[Extracted data entries]

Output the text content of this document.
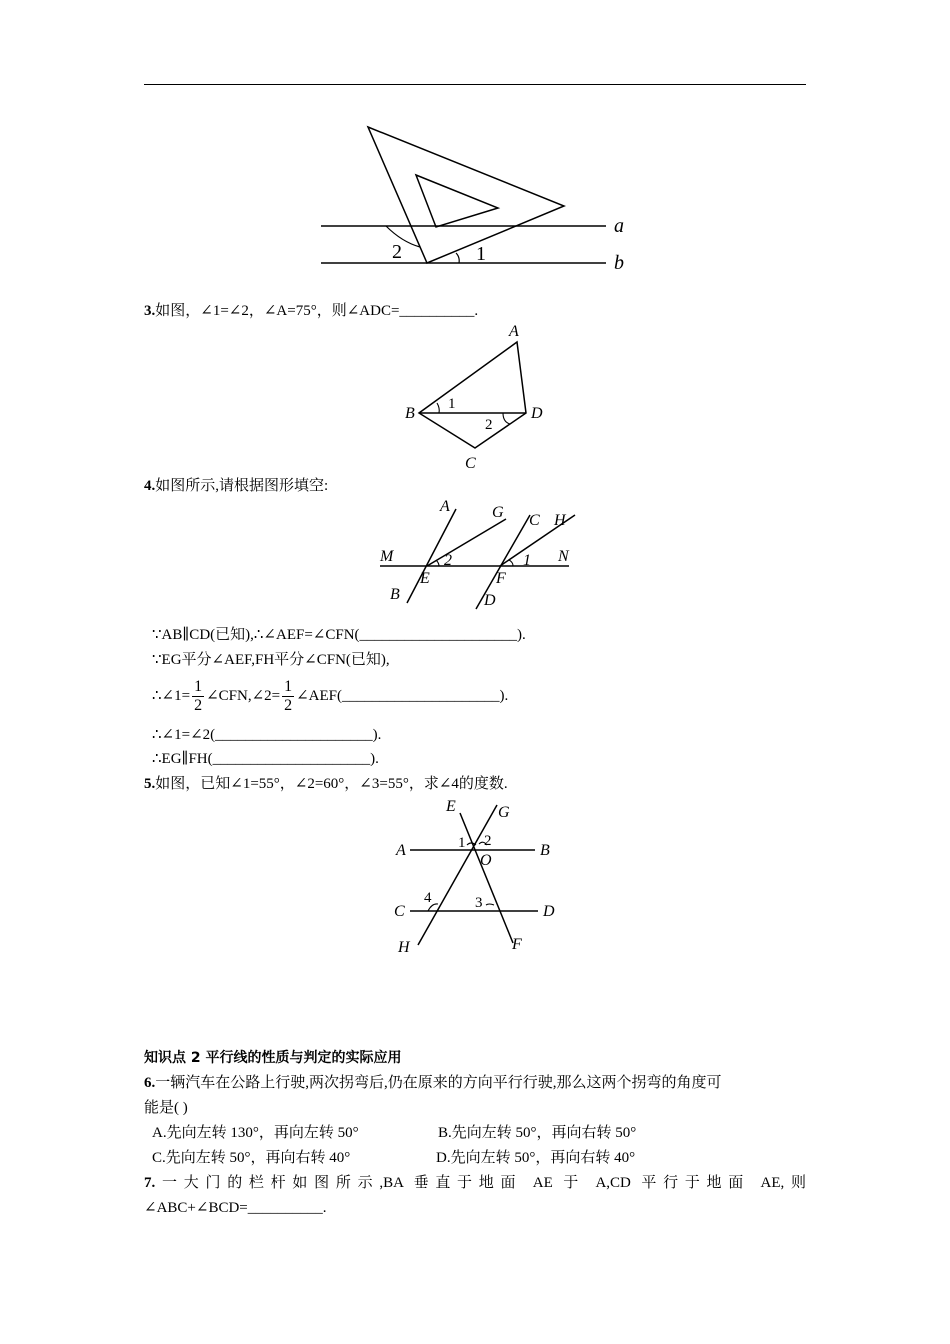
a
b
2	1
3.如图，∠1=∠2，∠A=75°，则∠ADC=__________.
A
B
C
D
1
2
4.如图所示,请根据图形填空:
A
B
C
D
E	F
G	H
M	N
2	1
∵AB∥CD(已知),∴∠AEF=∠CFN(_____________________).
∵EG平分∠AEF,FH平分∠CFN(已知),
∴∠1= $\frac{1}{2}$ ∠CFN,∠2= $\frac{1}{2}$ ∠AEF(_____________________).
∴∠1=∠2(_____________________).
∴EG∥FH(_____________________).
5.如图，已知∠1=55°，∠2=60°，∠3=55°，求∠4的度数.
E	G
A	B
O
C	D
H	F
1 2
4	3
知识点 2 平行线的性质与判定的实际应用
6.一辆汽车在公路上行驶,两次拐弯后,仍在原来的方向平行行驶,那么这两个拐弯的角度可
能是( )
A.先向左转 130°，再向左转 50°	B.先向左转 50°，再向右转 50°
C.先向左转 50°，再向右转 40°	D.先向左转 50°，再向右转 40°
7.一大门的栏杆如图所示,BA 垂直于地面 AE 于 A,CD 平行于地面 AE,则
∠ABC+∠BCD=__________.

▶ Set problem
Repeat the material above in full and unchanged, minus its images.

▶ In response
Output the text content of this document.
a
b
2	1
3.如图，∠1=∠2，∠A=75°，则∠ADC=__________.
A
B
C
D
1
2
4.如图所示,请根据图形填空:
A
B
C
D
E	F
G	H
M	N
2	1
∵AB∥CD(已知),∴∠AEF=∠CFN(_____________________).
∵EG平分∠AEF,FH平分∠CFN(已知),
∴∠1= $\frac{1}{2}$ ∠CFN,∠2= $\frac{1}{2}$ ∠AEF(_____________________).
∴∠1=∠2(_____________________).
∴EG∥FH(_____________________).
5.如图，已知∠1=55°，∠2=60°，∠3=55°，求∠4的度数.
E	G
A	B
O
C	D
H	F
1 2
4	3
知识点 2 平行线的性质与判定的实际应用
6.一辆汽车在公路上行驶,两次拐弯后,仍在原来的方向平行行驶,那么这两个拐弯的角度可
能是( )
A.先向左转 130°，再向左转 50°	B.先向左转 50°，再向右转 50°
C.先向左转 50°，再向右转 40°	D.先向左转 50°，再向右转 40°
7.一大门的栏杆如图所示,BA 垂直于地面 AE 于 A,CD 平行于地面 AE,则
∠ABC+∠BCD=__________.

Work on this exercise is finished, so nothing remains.